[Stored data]
-- BEGIN --

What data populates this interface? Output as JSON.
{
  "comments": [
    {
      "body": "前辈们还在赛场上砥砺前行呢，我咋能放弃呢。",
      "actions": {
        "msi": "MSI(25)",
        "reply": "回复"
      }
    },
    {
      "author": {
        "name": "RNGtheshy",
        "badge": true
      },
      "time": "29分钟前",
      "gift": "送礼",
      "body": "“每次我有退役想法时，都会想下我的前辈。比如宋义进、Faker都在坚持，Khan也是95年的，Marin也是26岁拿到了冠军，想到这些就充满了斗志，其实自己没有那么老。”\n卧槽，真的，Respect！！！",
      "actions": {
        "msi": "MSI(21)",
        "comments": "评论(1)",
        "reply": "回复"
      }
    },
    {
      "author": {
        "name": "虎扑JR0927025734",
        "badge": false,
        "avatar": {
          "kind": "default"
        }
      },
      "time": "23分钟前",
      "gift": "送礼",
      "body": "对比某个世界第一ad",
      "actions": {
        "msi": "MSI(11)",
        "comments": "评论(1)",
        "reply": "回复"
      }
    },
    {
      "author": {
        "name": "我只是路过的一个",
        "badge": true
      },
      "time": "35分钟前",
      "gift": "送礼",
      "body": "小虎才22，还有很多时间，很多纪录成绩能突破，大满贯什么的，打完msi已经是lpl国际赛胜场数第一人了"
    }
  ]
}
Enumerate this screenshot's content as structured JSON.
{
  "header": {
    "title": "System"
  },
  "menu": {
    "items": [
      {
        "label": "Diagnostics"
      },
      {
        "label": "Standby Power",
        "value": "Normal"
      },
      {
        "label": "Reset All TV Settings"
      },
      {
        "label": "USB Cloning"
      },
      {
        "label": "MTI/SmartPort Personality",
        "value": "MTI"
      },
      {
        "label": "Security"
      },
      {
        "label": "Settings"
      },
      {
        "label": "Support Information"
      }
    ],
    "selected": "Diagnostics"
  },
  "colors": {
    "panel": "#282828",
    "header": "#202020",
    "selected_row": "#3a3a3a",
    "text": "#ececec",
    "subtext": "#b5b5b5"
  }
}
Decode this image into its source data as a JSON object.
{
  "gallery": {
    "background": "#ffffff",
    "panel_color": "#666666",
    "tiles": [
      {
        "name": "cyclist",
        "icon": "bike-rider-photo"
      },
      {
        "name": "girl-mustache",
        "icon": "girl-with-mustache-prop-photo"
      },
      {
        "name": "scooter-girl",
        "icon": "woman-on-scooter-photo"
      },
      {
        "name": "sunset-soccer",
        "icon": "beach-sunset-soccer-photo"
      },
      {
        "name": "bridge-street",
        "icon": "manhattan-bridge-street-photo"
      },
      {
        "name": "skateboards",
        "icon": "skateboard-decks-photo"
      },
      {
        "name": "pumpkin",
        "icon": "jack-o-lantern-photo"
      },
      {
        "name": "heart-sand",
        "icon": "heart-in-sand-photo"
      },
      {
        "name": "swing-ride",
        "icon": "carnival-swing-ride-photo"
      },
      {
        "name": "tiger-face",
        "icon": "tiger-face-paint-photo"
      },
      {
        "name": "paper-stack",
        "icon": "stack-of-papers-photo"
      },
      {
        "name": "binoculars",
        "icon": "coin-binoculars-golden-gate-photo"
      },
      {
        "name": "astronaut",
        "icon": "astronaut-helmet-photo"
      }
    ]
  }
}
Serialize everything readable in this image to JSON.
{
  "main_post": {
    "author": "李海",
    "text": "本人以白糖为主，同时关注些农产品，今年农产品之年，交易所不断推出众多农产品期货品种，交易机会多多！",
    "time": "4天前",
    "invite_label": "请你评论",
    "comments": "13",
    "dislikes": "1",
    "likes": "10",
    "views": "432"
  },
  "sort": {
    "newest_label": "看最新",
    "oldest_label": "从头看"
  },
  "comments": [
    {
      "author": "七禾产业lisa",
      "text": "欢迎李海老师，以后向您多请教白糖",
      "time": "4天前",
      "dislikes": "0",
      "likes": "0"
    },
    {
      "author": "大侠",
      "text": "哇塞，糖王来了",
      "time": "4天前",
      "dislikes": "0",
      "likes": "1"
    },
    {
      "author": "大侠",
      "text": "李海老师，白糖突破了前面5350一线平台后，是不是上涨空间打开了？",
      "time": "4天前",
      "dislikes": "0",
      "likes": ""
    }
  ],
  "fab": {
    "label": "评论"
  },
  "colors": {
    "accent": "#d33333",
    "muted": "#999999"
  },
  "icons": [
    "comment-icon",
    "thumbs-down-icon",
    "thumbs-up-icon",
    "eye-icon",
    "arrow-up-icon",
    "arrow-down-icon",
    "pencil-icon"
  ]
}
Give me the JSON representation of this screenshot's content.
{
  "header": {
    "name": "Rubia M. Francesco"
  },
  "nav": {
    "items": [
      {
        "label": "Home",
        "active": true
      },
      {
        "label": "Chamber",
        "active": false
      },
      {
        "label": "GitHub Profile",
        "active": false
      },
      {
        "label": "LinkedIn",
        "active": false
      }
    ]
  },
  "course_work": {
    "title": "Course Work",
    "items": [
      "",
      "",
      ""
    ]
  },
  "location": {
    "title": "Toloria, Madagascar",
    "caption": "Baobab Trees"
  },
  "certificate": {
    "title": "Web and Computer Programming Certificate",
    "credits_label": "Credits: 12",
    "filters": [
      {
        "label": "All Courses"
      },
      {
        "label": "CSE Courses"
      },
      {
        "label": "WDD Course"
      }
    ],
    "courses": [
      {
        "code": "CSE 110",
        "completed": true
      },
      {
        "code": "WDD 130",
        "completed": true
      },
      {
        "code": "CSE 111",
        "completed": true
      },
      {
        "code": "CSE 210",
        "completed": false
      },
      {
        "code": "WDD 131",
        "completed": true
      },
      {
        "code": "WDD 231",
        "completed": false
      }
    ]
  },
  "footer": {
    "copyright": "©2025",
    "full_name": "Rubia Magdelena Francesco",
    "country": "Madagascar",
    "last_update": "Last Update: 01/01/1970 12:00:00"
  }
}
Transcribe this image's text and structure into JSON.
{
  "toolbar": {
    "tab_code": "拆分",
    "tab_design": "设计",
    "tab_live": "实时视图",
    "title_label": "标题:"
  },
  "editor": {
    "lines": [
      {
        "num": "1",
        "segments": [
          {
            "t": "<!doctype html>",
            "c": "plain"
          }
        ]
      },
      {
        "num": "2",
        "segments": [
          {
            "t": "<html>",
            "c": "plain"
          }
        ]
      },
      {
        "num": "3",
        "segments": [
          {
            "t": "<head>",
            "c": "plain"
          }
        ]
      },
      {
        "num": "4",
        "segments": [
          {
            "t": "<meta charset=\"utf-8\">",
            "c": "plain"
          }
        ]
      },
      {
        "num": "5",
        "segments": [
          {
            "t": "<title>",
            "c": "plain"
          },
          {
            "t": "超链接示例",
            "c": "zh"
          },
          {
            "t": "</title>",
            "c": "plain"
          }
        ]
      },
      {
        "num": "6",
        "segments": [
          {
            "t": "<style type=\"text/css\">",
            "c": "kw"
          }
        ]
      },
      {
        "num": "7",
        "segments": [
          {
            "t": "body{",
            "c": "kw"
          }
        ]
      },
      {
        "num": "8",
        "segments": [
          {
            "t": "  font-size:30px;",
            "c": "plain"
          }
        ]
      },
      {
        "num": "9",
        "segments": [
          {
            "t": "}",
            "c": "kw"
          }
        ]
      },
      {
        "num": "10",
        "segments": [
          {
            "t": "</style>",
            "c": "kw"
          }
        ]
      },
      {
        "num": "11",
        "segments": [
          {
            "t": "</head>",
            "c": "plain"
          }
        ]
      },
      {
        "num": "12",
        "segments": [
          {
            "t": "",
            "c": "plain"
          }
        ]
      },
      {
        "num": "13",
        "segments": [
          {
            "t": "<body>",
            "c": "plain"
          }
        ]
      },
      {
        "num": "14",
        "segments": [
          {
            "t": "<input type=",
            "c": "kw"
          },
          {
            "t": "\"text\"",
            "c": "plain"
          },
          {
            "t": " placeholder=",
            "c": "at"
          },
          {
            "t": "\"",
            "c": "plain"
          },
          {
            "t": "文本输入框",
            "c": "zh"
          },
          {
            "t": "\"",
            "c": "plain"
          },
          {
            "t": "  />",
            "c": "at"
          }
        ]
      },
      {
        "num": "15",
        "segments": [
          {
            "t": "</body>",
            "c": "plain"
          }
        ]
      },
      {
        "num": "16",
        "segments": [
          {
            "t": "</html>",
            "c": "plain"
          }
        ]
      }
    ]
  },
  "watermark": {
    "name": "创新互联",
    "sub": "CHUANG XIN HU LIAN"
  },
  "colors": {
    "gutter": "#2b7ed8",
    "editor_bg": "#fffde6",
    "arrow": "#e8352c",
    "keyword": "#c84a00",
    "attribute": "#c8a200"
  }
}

-- END --

TASK DIRECTIONS: Looking back at the lines above, state how many contain the word "Rubia", and supply nothing besides the number.

EXPECTED ANSWER: 2